■ Work required ■
From the listing below, extract each entry exactly as written, minus the images.

■ Record excerpts ■

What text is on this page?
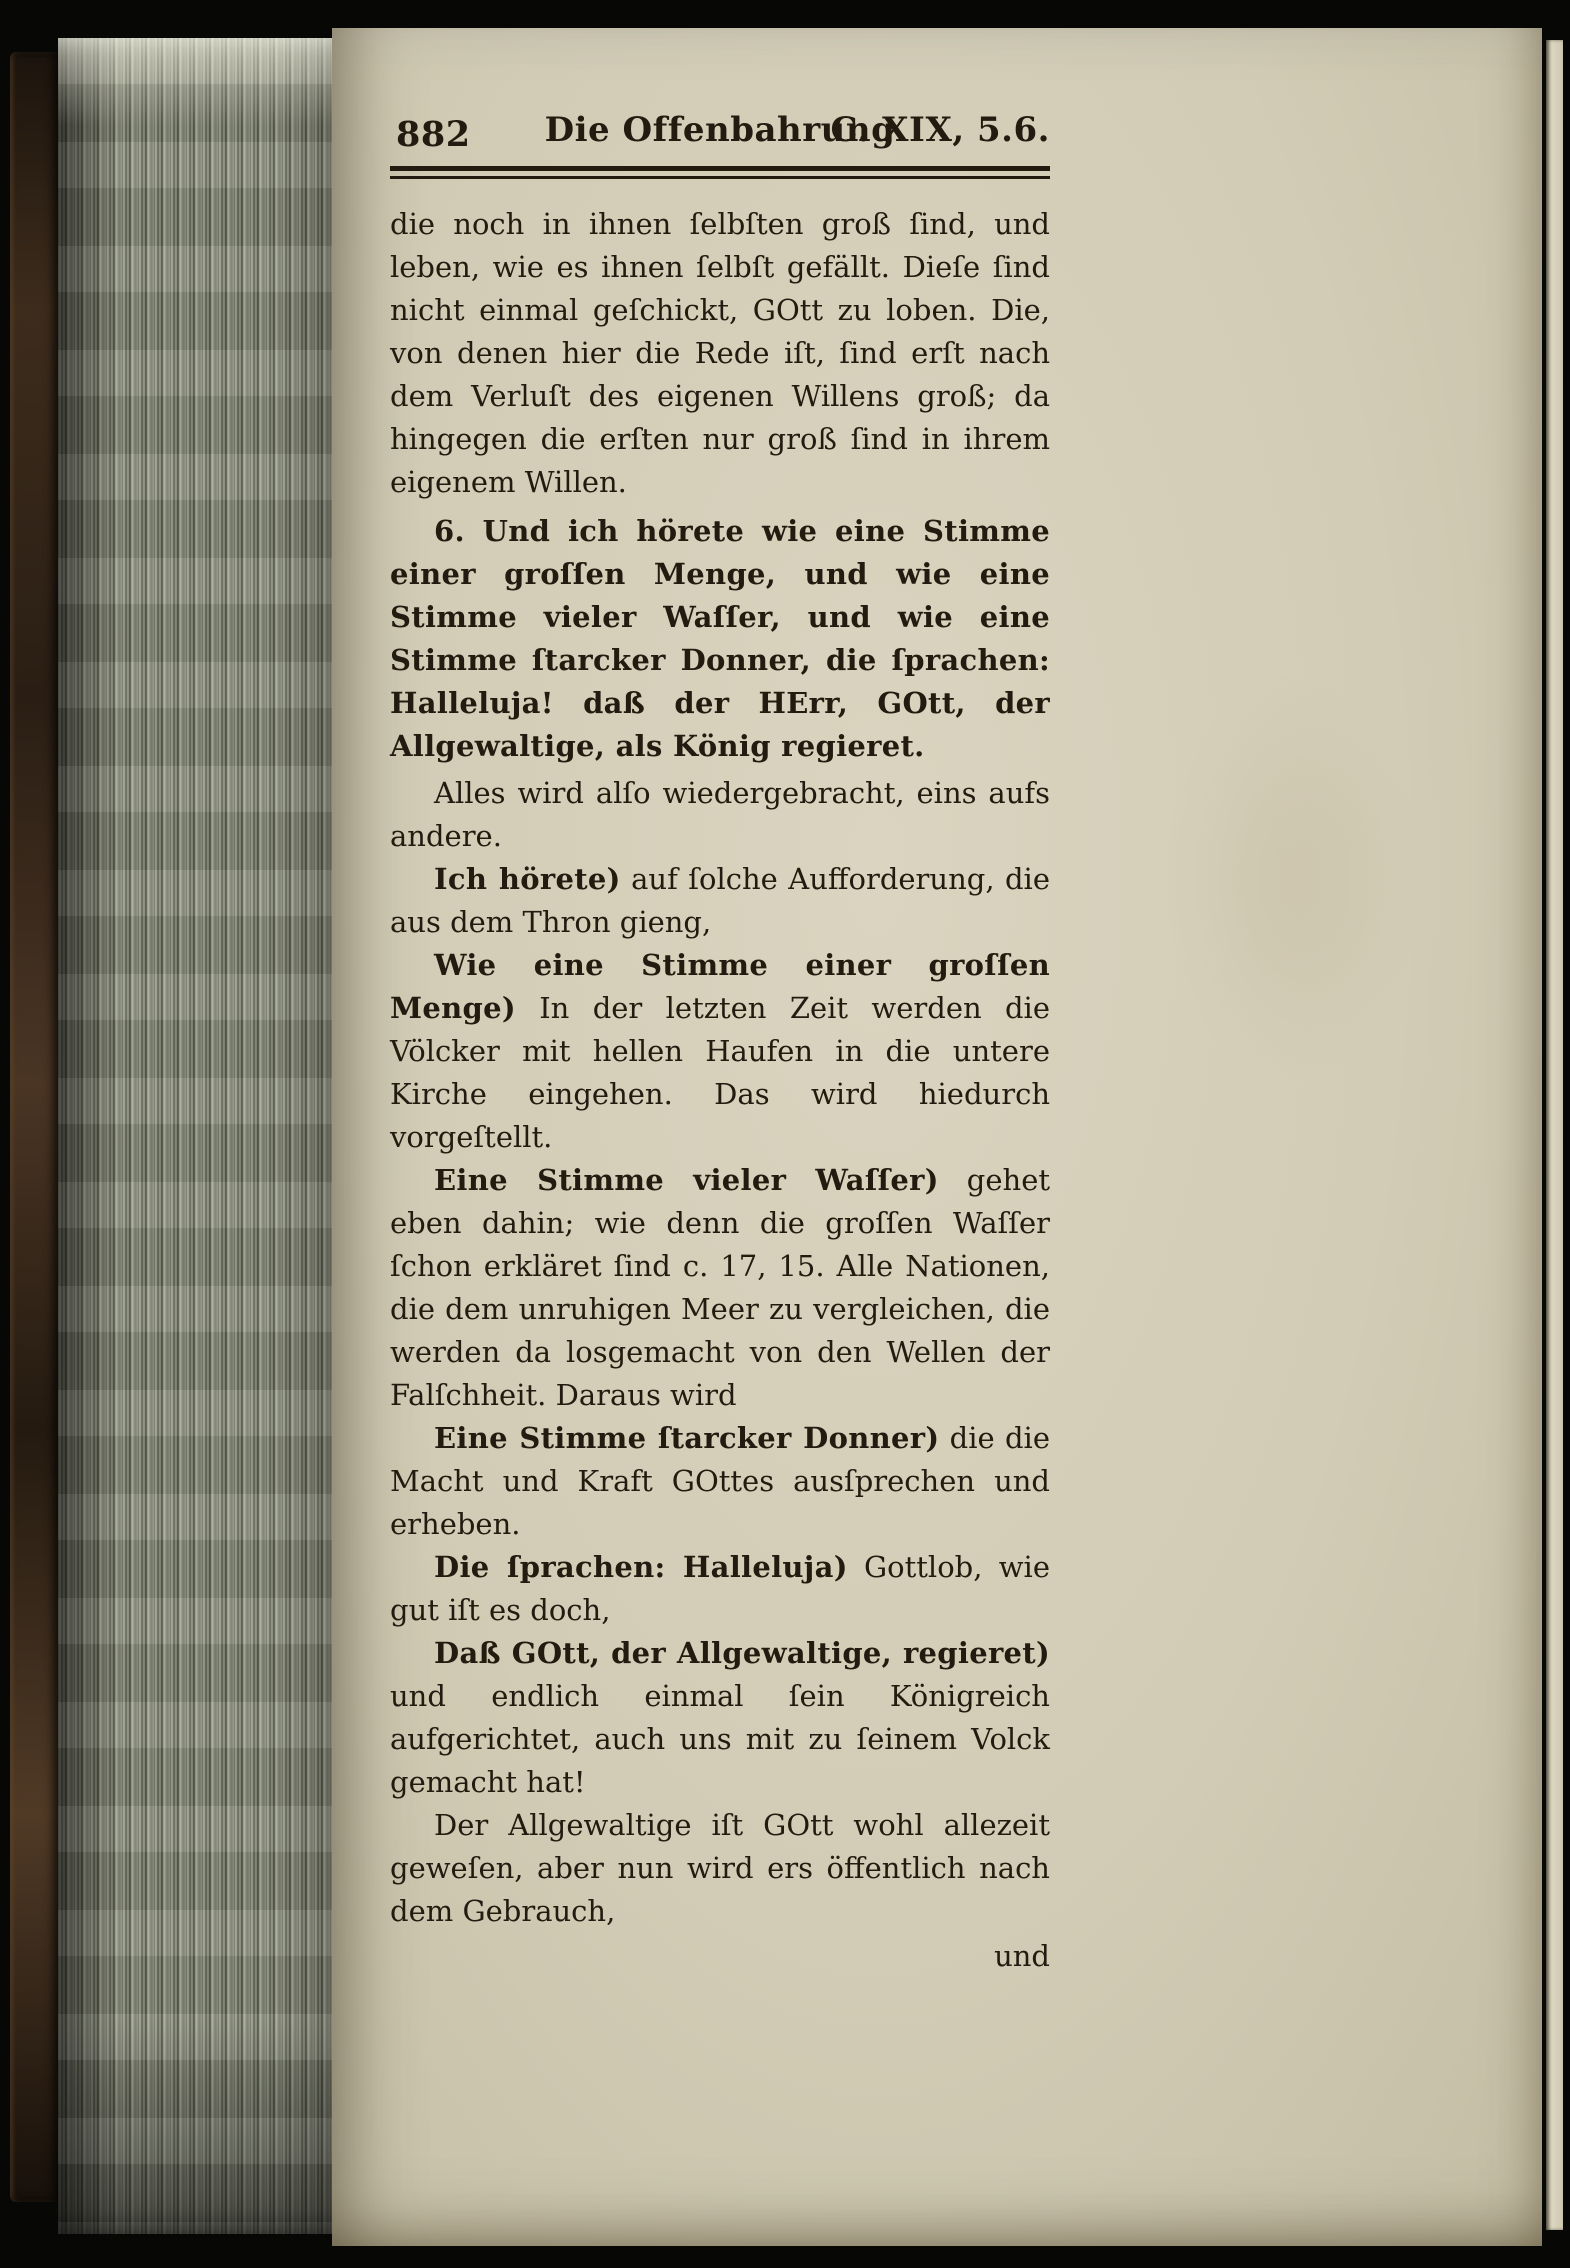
882	Die Offenbahrung
C. XIX, 5.6.

die noch in ihnen ſelbſten groß ſind, und leben, wie es ihnen ſelbſt gefällt. Dieſe ſind nicht einmal geſchickt, GOtt zu loben. Die, von denen hier die Rede iſt, ſind erſt nach dem Verluſt des eigenen Willens groß; da hingegen die erſten nur groß ſind in ihrem eigenem Willen.

6. Und ich hörete wie eine Stimme einer groſſen Menge, und wie eine Stimme vieler Waſſer, und wie eine Stimme ſtarcker Donner, die ſprachen: Halleluja! daß der HErr, GOtt, der Allgewaltige, als König regieret.

Alles wird alſo wiedergebracht, eins aufs andere.

Ich hörete) auf ſolche Aufforderung, die aus dem Thron gieng,

Wie eine Stimme einer groſſen Menge) In der letzten Zeit werden die Völcker mit hellen Haufen in die untere Kirche eingehen. Das wird hiedurch vorgeſtellt.

Eine Stimme vieler Waſſer) gehet eben dahin; wie denn die groſſen Waſſer ſchon erkläret ſind c. 17, 15. Alle Nationen, die dem unruhigen Meer zu vergleichen, die werden da losgemacht von den Wellen der Falſchheit. Daraus wird

Eine Stimme ſtarcker Donner) die die Macht und Kraft GOttes ausſprechen und erheben.

Die ſprachen: Halleluja) Gottlob, wie gut iſt es doch,

Daß GOtt, der Allgewaltige, regieret) und endlich einmal ſein Königreich aufgerichtet, auch uns mit zu ſeinem Volck gemacht hat!

Der Allgewaltige iſt GOtt wohl allezeit geweſen, aber nun wird ers öffentlich nach dem Gebrauch,

und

■ Written response ■
What text is on this page?
882	Die Offenbahrung
C. XIX, 5.6.

die noch in ihnen ſelbſten groß ſind, und leben, wie es ihnen ſelbſt gefällt. Dieſe ſind nicht einmal geſchickt, GOtt zu loben. Die, von denen hier die Rede iſt, ſind erſt nach dem Verluſt des eigenen Willens groß; da hingegen die erſten nur groß ſind in ihrem eigenem Willen.

6. Und ich hörete wie eine Stimme einer groſſen Menge, und wie eine Stimme vieler Waſſer, und wie eine Stimme ſtarcker Donner, die ſprachen: Halleluja! daß der HErr, GOtt, der Allgewaltige, als König regieret.

Alles wird alſo wiedergebracht, eins aufs andere.

Ich hörete) auf ſolche Aufforderung, die aus dem Thron gieng,

Wie eine Stimme einer groſſen Menge) In der letzten Zeit werden die Völcker mit hellen Haufen in die untere Kirche eingehen. Das wird hiedurch vorgeſtellt.

Eine Stimme vieler Waſſer) gehet eben dahin; wie denn die groſſen Waſſer ſchon erkläret ſind c. 17, 15. Alle Nationen, die dem unruhigen Meer zu vergleichen, die werden da losgemacht von den Wellen der Falſchheit. Daraus wird

Eine Stimme ſtarcker Donner) die die Macht und Kraft GOttes ausſprechen und erheben.

Die ſprachen: Halleluja) Gottlob, wie gut iſt es doch,

Daß GOtt, der Allgewaltige, regieret) und endlich einmal ſein Königreich aufgerichtet, auch uns mit zu ſeinem Volck gemacht hat!

Der Allgewaltige iſt GOtt wohl allezeit geweſen, aber nun wird ers öffentlich nach dem Gebrauch,

und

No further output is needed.